-- START MATERIALS PROVIDED --

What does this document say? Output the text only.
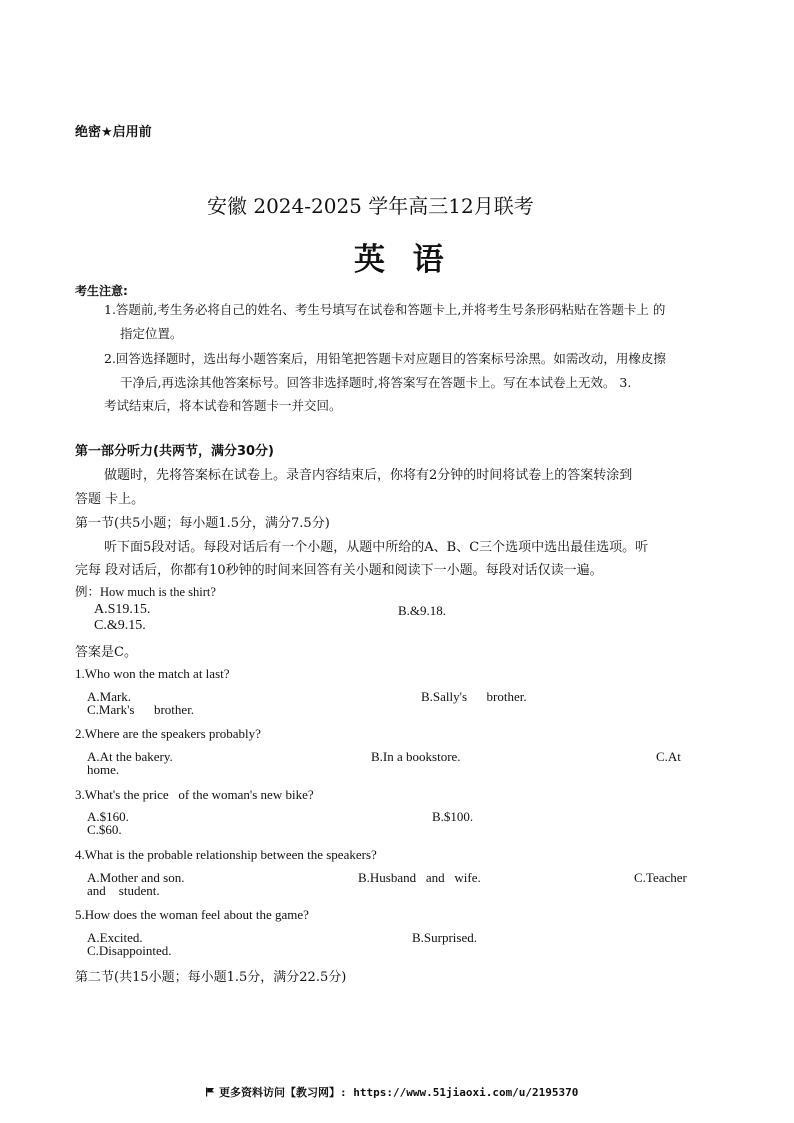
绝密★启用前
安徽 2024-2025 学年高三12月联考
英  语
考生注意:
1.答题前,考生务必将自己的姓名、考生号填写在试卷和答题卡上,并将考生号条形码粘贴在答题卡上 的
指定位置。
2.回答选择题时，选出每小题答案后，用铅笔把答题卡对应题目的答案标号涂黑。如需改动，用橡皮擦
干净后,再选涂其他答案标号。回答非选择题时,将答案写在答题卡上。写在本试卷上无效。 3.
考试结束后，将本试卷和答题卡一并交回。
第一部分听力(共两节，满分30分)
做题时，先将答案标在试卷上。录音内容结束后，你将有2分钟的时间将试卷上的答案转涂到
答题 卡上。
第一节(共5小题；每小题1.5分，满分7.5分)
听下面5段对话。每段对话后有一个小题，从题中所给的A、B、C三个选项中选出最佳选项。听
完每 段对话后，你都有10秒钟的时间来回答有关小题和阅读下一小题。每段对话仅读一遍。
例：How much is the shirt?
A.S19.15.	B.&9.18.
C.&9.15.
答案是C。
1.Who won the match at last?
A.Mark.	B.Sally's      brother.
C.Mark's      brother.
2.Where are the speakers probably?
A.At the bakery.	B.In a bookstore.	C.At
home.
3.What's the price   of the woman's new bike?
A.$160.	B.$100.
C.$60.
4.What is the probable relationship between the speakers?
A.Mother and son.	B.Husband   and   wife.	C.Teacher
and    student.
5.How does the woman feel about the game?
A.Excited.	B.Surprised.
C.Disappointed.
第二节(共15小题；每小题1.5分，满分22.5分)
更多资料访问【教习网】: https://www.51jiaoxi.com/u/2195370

-- END MATERIALS PROVIDED --

Repeat each entry exactly. Pictures do not belong in the copy.

What does this document say? Output the text only.
绝密★启用前
安徽 2024-2025 学年高三12月联考
英  语
考生注意:
1.答题前,考生务必将自己的姓名、考生号填写在试卷和答题卡上,并将考生号条形码粘贴在答题卡上 的
指定位置。
2.回答选择题时，选出每小题答案后，用铅笔把答题卡对应题目的答案标号涂黑。如需改动，用橡皮擦
干净后,再选涂其他答案标号。回答非选择题时,将答案写在答题卡上。写在本试卷上无效。 3.
考试结束后，将本试卷和答题卡一并交回。
第一部分听力(共两节，满分30分)
做题时，先将答案标在试卷上。录音内容结束后，你将有2分钟的时间将试卷上的答案转涂到
答题 卡上。
第一节(共5小题；每小题1.5分，满分7.5分)
听下面5段对话。每段对话后有一个小题，从题中所给的A、B、C三个选项中选出最佳选项。听
完每 段对话后，你都有10秒钟的时间来回答有关小题和阅读下一小题。每段对话仅读一遍。
例：How much is the shirt?
A.S19.15.	B.&9.18.
C.&9.15.
答案是C。
1.Who won the match at last?
A.Mark.	B.Sally's      brother.
C.Mark's      brother.
2.Where are the speakers probably?
A.At the bakery.	B.In a bookstore.	C.At
home.
3.What's the price   of the woman's new bike?
A.$160.	B.$100.
C.$60.
4.What is the probable relationship between the speakers?
A.Mother and son.	B.Husband   and   wife.	C.Teacher
and    student.
5.How does the woman feel about the game?
A.Excited.	B.Surprised.
C.Disappointed.
第二节(共15小题；每小题1.5分，满分22.5分)
更多资料访问【教习网】: https://www.51jiaoxi.com/u/2195370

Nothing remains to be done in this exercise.